▶ [SUPPLIED TEXT]
┄┄┄┄┄┄

Pangolin 1.18 is a big one. This release adds HTTPS support for private resources, multi-site high-availability routing, uptime tracking, a flexible alerting system, wildcard resources, and more. Let's walk through everything.
Private HTTP is a new kind of private resource designed for web workloads. It works like a public resource in that it gets a real domain name on your Pangolin-managed domain and traffic flows through a reverse proxy with valid TLS, but it's only reachable when the user has an active Pangolin client connection. Nothing is exposed on the public internet.
When a connected user opens the URL in their browser, Pangolin resolves the name through the tunnel, the site-side reverse proxy terminates TLS using a certificate provisioned by the control plane, and the request is forwarded to your backend. The scheme and destination port are both configurable. If you've been approximating this with aliases and non-standard ports, private HTTP is the cleaner answer!

Read more about HTTPs on private resources in the docs.
Private resources now support multiple sites. Attach more than one site connector to a resource and Pangolin routes client traffic through whichever path is best at the time, weighing factors like latency and availability. If a site goes offline, clients automatically fail over to the next available site with no manual reconfiguration needed.
A common pattern is redundant connectors into the same network. Install a Pangolin site on two servers in the same LAN, attach both to your private resource, and you have a resilient path in. One connector goes down and users stay connected through the other.
The one requirement is that every site you attach must have routable access to the resource's destination. Pangolin assumes any site in the list is a valid path to the same backend, so confirm reachability before adding a site. Expect a short gap of a few seconds during failover while the downed site is registered and routing changes propagate to clients.

Read more about multi-site routing on private resources in the docs.
Sites and resources now track uptime. You'll see uptime history on site and resource detail pages, giving you a quick at-a-glance view of recent availability. This also serves as the jumping-off point for creating alert rules. More on that below!

Pangolin now supports standalone health checks that aren't tied to any resource. Pick a site to run the probe from, give it a target, choose HTTP or TCP, configure your timing and thresholds, and Pangolin continuously checks whether that endpoint is reachable from the site's network.
This is useful for anything you want to monitor but haven't modeled as a Pangolin resource such as a network printer, an IP camera, a PLC, a legacy server. HTTP checks issue a full request and validate the response; TCP checks simply confirm a connection can be established on a given port.

┄┄┄┄┄┄

▶ [TASKS TO CARRY OUT]
1. According to the Pangolin 1.18 release notes, how long a gap should users expect during a multi-site failover?
2. Continue the Pangolin 1.18 release notes from the point where they stop.
The lines after this text play no part in anything asked here.

┄┄┄┄┄┄

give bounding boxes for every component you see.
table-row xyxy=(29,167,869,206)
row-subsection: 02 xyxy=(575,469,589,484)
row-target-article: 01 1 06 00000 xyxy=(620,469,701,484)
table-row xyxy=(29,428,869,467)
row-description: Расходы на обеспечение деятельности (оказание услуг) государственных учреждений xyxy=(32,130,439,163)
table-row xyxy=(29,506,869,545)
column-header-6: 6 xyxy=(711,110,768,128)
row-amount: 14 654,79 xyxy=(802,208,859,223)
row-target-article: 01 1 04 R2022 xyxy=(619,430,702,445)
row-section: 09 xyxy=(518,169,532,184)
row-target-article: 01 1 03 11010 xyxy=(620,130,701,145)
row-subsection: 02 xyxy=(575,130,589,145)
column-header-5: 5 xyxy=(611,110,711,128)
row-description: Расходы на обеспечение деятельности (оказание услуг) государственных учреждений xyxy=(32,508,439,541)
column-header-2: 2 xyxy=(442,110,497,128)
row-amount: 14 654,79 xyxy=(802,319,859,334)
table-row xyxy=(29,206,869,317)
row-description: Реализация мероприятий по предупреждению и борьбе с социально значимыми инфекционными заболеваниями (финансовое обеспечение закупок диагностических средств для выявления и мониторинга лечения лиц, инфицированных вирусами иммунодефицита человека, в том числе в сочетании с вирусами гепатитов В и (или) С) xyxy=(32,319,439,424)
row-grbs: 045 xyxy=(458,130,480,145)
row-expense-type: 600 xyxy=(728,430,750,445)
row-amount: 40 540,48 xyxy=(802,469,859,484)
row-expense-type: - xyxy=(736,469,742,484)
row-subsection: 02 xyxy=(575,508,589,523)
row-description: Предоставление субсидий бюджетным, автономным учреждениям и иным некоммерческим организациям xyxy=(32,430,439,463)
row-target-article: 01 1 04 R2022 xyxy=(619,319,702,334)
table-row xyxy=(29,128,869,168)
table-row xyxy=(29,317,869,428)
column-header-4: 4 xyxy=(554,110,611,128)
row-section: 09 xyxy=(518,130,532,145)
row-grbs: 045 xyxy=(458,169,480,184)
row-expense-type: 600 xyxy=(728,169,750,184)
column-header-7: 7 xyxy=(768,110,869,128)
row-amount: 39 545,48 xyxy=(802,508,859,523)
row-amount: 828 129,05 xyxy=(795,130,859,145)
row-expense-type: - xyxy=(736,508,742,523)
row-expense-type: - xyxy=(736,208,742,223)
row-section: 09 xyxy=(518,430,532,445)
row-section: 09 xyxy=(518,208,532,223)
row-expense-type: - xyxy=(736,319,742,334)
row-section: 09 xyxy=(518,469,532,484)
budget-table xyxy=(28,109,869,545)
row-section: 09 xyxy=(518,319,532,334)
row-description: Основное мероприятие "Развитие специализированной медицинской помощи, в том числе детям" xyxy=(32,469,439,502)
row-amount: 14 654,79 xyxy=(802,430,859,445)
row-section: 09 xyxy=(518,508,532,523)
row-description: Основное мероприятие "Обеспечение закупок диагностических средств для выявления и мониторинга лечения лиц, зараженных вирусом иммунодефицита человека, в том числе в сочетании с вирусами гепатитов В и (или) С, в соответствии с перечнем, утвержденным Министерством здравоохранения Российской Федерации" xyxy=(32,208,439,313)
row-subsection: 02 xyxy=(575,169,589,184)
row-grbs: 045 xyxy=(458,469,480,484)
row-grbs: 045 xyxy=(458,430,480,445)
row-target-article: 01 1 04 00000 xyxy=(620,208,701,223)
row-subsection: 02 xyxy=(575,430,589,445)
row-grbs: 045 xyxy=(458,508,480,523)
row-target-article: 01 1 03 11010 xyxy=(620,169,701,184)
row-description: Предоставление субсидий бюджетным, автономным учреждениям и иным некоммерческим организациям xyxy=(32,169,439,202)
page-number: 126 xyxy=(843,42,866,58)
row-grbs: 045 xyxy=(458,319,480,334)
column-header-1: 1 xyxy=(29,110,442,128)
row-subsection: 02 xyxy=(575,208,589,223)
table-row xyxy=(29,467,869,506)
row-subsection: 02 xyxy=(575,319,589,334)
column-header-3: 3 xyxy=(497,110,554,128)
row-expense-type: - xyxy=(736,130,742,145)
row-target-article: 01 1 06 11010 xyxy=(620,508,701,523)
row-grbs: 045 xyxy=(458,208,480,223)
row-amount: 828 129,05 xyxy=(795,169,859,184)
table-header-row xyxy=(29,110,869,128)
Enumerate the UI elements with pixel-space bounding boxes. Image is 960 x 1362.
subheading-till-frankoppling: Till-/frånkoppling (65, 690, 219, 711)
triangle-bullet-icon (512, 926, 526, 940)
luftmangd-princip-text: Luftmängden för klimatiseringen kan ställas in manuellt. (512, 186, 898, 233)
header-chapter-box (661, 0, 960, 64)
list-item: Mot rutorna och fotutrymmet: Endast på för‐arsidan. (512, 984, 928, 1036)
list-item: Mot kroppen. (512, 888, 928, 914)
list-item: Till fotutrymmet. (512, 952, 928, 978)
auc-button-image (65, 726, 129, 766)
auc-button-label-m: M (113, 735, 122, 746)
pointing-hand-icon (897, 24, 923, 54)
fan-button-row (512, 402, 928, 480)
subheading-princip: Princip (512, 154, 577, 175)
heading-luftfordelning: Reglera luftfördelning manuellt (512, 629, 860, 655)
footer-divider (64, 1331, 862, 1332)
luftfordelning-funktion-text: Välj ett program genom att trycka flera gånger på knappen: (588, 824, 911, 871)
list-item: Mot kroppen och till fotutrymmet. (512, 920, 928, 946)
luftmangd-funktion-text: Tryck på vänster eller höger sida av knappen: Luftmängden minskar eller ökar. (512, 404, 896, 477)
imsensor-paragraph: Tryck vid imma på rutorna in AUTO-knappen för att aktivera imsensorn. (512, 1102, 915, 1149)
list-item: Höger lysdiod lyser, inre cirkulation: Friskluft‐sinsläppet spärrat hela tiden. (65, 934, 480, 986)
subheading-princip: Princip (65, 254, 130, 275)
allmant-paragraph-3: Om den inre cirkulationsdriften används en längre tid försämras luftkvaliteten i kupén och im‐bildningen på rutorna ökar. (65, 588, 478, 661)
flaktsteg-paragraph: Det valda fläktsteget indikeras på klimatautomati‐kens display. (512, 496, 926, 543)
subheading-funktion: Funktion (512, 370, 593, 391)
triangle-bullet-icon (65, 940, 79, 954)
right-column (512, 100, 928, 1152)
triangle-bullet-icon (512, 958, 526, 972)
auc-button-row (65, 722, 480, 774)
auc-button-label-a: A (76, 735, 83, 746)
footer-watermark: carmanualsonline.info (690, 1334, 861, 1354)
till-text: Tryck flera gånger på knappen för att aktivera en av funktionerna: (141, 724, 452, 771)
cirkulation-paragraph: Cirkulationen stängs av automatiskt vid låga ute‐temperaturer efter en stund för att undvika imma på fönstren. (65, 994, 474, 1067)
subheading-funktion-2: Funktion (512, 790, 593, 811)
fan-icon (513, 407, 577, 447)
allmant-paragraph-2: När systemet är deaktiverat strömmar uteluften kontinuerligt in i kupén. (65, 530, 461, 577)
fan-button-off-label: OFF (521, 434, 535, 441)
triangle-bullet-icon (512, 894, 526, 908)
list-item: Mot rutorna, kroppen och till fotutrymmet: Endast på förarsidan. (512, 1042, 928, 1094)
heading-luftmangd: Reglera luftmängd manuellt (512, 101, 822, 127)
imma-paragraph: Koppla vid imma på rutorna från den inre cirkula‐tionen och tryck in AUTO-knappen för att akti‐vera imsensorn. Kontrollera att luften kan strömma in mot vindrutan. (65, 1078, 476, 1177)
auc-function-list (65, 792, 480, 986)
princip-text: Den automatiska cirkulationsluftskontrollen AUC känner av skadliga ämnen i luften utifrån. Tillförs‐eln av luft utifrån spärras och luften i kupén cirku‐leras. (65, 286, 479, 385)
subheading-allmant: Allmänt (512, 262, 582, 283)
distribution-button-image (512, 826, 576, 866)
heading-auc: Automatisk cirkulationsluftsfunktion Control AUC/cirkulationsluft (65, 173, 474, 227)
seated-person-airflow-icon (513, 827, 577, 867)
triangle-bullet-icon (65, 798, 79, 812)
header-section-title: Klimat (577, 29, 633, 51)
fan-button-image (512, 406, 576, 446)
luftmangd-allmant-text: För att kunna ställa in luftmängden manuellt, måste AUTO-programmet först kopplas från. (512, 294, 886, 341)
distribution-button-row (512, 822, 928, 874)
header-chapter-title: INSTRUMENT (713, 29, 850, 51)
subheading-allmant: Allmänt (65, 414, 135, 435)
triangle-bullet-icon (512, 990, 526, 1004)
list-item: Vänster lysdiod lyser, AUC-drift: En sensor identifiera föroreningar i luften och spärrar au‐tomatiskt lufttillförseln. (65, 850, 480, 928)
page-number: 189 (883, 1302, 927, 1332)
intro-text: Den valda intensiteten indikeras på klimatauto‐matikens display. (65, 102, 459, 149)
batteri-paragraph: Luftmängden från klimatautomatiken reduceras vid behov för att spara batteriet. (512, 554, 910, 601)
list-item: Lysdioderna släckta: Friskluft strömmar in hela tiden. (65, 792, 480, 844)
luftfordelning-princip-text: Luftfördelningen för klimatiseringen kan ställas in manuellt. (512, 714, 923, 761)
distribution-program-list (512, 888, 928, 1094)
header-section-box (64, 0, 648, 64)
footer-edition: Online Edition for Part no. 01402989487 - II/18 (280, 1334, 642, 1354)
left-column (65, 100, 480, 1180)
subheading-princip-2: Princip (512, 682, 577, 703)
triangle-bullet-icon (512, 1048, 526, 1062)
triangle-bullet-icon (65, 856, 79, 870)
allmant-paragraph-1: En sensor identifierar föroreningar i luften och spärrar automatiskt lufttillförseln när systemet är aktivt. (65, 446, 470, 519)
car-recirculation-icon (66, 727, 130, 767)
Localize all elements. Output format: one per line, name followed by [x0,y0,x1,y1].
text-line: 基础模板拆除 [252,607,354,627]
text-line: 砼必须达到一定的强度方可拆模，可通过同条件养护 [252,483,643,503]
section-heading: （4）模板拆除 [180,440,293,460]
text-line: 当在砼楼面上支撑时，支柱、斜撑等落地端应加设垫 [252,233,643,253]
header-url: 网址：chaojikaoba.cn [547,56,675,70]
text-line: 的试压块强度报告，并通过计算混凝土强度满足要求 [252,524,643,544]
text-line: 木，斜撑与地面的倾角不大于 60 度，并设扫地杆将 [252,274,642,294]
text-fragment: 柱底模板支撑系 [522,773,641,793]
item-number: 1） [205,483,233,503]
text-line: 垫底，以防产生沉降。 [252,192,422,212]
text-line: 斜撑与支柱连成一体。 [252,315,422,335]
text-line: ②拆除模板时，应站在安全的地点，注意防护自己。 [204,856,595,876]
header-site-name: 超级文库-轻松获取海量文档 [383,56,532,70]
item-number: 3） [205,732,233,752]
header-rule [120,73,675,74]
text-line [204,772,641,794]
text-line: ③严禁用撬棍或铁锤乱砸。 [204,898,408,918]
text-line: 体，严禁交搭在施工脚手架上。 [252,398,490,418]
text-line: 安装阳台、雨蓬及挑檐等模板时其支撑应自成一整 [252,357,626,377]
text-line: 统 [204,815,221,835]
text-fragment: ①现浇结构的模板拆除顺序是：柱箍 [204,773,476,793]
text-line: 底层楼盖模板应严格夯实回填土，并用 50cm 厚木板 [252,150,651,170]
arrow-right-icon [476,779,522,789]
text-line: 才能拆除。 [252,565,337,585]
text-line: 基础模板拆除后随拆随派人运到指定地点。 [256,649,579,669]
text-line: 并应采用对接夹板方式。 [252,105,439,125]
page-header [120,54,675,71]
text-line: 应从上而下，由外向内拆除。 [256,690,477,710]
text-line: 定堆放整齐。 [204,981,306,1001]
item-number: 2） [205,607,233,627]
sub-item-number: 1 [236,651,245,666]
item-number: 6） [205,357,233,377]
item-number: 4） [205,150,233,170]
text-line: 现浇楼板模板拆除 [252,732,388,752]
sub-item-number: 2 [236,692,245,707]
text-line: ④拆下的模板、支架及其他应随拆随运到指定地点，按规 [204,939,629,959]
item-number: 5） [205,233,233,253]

┄┄┄┄┄┄

▶ [ANSWERS BY TASK]
1. A short gap of a few seconds.

2.
Read more about health checks in the docs.
Alert rules let you subscribe to state changes across sites, resources, and health checks and automatically deliver notifications when something happens. Setup involves three steps: choose a source (what to watch), a trigger (which change should fire the rule), and one or more actions (what to do).
Actions include email to users, roles, or arbitrary addresses; webhooks that POST a JSON payload to any URL; and native integrations with PagerDuty, Opsgenie, ServiceNow, and incident.io. You can stack multiple actions on the same rule.
You can create rules from the Alert rules page under Alerting, or jump directly from a site or resource detail page using the Create alert rule shortcut near the uptime graph.

Read more about alert rules in the docs.
Public resources now support wildcard subdomains. Set the subdomain field to * and Pangolin routes every hostname at that level through the same resource and tunnel. Access rules and authentication apply across all matched hostnames, and the original Host header is preserved so downstream systems can continue routing as expected.
Wildcards require TLS certificates that cover *.your-level, which means DNS-01 validation. HTTP-01 can only prove a single exact hostname. For self-hosted Pangolin, configure Traefik and Let's Encrypt for DNS-01 and set up wildcard DNS records. For Pangolin Cloud, use a domain delegation and Pangolin handles the certificates automatically.
Read more about wildcard resources in the docs.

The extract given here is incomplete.